Your objective:
Return every line below in which "LiberationSans" appears.

Record set:
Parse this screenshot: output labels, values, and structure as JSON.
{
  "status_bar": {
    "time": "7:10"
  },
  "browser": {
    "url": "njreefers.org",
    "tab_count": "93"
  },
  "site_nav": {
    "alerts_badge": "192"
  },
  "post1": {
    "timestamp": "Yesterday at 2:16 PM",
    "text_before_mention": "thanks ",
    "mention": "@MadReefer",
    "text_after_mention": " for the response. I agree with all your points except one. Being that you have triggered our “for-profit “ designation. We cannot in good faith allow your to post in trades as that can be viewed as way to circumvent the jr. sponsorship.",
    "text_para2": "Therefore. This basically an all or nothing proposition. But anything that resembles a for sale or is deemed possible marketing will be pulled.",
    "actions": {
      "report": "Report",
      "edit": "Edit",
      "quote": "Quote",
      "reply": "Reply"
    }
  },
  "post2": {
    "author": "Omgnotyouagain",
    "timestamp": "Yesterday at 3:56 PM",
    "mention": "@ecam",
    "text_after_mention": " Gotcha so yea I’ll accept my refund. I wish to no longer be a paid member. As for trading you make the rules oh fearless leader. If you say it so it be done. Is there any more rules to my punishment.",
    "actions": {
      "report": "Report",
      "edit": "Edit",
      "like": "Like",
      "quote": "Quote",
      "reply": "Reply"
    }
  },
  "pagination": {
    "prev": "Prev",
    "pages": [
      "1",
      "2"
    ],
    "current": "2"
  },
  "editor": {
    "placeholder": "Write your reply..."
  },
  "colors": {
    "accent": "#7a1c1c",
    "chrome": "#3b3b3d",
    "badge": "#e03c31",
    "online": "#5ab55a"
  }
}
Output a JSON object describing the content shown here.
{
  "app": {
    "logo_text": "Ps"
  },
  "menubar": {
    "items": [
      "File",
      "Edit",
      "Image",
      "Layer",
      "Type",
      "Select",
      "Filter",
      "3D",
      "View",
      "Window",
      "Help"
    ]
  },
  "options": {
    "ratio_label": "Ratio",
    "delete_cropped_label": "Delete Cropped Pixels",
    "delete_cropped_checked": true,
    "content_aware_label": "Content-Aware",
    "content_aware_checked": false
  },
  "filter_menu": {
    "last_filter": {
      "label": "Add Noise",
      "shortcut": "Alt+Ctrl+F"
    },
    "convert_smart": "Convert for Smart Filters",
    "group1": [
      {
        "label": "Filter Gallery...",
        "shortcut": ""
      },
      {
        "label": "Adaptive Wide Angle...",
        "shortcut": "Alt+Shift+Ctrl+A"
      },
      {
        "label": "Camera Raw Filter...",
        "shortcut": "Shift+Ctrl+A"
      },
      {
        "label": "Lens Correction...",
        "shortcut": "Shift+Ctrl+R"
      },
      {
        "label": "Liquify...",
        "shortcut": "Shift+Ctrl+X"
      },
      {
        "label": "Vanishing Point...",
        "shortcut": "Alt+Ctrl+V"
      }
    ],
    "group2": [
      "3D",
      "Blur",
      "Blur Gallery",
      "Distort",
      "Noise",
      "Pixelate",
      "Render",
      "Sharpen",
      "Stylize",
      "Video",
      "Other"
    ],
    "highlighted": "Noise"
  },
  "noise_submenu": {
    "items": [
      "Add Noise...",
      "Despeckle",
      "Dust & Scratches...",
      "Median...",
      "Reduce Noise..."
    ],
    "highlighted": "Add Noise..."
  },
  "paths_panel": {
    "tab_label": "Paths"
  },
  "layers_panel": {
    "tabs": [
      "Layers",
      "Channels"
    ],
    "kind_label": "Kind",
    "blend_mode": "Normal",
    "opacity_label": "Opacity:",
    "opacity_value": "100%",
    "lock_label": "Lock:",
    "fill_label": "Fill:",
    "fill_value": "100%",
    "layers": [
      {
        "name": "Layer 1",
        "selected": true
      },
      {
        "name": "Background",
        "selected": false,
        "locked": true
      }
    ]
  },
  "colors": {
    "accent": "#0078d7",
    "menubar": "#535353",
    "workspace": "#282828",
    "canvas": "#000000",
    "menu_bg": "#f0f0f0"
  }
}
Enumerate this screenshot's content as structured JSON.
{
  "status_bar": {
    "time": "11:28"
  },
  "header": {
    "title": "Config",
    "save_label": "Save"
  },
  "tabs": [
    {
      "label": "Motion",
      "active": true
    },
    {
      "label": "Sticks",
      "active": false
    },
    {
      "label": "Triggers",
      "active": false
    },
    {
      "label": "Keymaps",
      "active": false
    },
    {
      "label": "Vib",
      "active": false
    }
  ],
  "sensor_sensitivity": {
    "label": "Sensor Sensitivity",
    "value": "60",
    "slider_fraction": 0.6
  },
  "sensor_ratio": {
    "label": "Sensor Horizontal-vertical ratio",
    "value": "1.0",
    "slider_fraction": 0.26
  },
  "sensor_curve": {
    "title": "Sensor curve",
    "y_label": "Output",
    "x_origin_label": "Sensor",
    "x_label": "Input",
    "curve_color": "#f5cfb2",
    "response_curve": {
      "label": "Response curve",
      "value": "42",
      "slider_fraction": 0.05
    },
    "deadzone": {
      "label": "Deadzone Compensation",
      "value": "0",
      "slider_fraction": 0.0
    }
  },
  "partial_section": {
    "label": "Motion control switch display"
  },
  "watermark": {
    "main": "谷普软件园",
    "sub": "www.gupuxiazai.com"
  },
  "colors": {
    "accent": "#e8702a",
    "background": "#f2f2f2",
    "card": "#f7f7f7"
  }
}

...

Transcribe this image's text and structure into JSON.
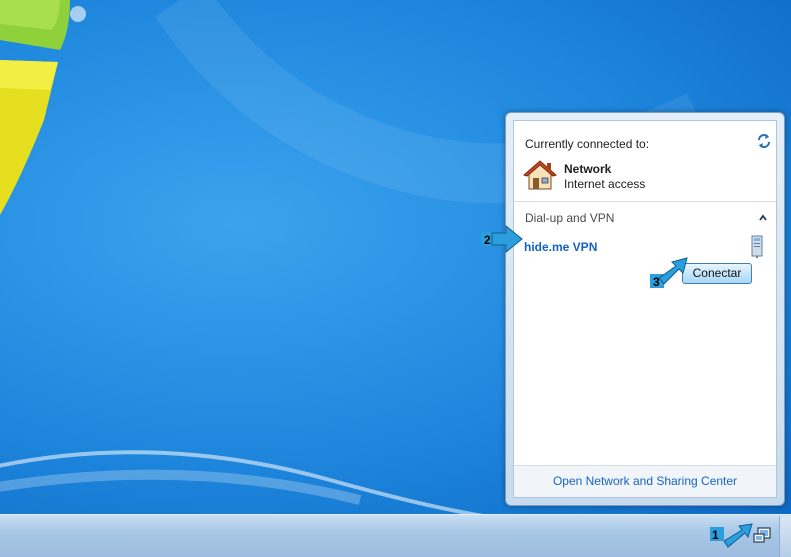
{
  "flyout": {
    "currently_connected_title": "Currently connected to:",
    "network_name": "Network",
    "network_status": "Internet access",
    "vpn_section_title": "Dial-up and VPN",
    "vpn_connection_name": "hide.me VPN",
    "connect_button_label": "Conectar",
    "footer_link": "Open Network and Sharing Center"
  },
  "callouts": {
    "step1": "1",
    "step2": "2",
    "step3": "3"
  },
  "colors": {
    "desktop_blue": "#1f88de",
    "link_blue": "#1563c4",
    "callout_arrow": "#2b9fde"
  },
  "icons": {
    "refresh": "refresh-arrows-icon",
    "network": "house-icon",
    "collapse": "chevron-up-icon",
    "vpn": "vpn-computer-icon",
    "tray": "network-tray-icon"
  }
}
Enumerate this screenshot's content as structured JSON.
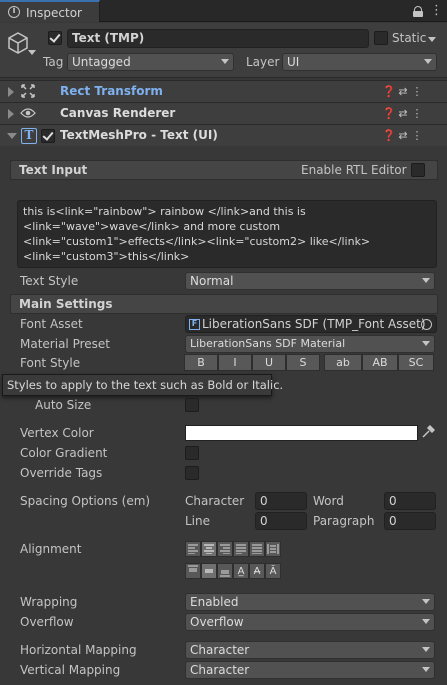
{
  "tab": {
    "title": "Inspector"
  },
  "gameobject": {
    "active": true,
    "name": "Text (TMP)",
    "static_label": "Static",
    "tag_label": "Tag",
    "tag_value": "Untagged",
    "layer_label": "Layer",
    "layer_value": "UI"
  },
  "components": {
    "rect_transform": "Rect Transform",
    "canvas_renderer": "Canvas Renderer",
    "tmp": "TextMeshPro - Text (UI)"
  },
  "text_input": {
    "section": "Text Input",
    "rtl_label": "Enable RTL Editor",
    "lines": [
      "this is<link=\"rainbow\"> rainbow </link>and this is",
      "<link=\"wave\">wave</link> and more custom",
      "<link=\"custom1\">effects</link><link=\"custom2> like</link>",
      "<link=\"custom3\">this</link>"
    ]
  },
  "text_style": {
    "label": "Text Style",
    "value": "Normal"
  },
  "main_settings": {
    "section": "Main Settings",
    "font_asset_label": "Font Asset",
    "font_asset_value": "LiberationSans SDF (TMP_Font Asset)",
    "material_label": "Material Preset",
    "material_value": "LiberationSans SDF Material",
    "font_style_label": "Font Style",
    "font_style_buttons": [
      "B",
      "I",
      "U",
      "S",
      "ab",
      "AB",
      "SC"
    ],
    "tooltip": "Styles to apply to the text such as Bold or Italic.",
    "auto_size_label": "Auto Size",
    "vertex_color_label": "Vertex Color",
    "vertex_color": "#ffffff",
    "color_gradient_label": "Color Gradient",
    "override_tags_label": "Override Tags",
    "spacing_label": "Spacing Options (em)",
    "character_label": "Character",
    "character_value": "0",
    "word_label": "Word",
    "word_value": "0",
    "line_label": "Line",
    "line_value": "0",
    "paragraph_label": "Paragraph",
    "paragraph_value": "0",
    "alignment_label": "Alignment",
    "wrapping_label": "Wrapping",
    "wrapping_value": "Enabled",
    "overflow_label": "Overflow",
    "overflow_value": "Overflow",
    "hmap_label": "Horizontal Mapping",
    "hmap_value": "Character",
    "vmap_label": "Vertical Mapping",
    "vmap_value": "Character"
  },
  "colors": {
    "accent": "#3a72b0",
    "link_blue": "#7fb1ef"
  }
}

Complete output:
    "font_asset_value": "LiberationSans SDF (TMP_Font Asset)",
    "material_value": "LiberationSans SDF Material",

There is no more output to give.